Exercise description ▸
Of all the lines in the material, how many include the word "испуге"? Give only the number.

◆ ◆ ◆ ◆ ◆

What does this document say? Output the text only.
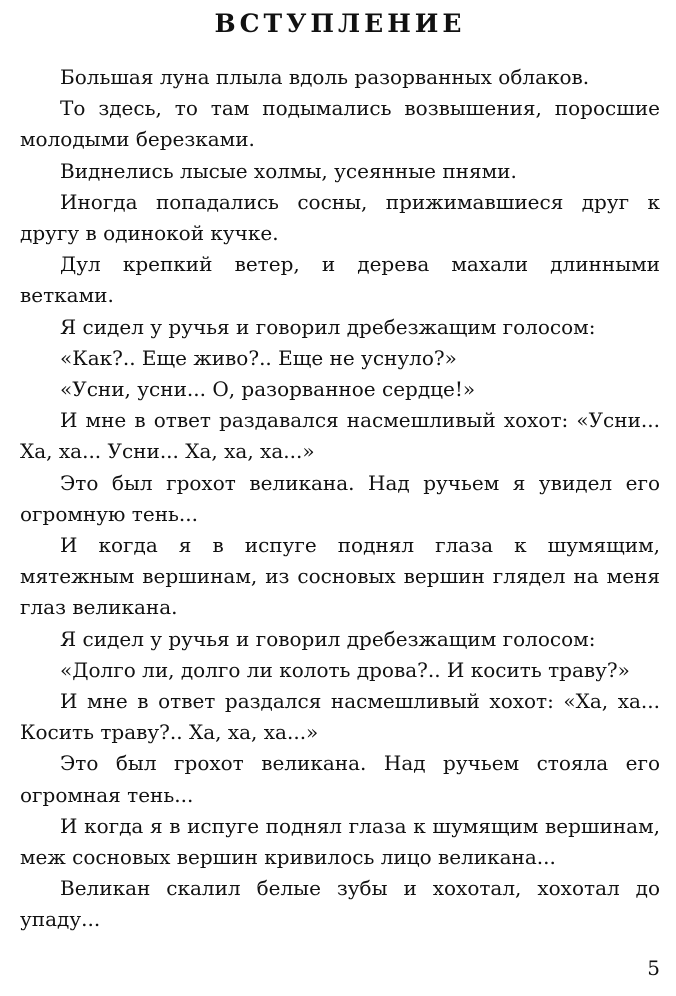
ВСТУПЛЕНИЕ

Большая луна плыла вдоль разорванных облаков.

То здесь, то там подымались возвышения, поросшие молодыми березками.

Виднелись лысые холмы, усеянные пнями.

Иногда попадались сосны, прижимавшиеся друг к другу в одинокой кучке.

Дул крепкий ветер, и дерева махали длинными ветками.

Я сидел у ручья и говорил дребезжащим голосом:

«Как?.. Еще живо?.. Еще не уснуло?»

«Усни, усни... О, разорванное сердце!»

И мне в ответ раздавался насмешливый хохот: «Усни... Ха, ха... Усни... Ха, ха, ха...»

Это был грохот великана. Над ручьем я увидел его огромную тень...

И когда я в испуге поднял глаза к шумящим, мятежным вершинам, из сосновых вершин глядел на меня глаз великана.

Я сидел у ручья и говорил дребезжащим голосом:

«Долго ли, долго ли колоть дрова?.. И косить траву?»

И мне в ответ раздался насмешливый хохот: «Ха, ха... Косить траву?.. Ха, ха, ха...»

Это был грохот великана. Над ручьем стояла его огромная тень...

И когда я в испуге поднял глаза к шумящим вершинам, меж сосновых вершин кривилось лицо великана...

Великан скалил белые зубы и хохотал, хохотал до упаду...

5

◆ ◆ ◆ ◆ ◆

Task solution ▸
2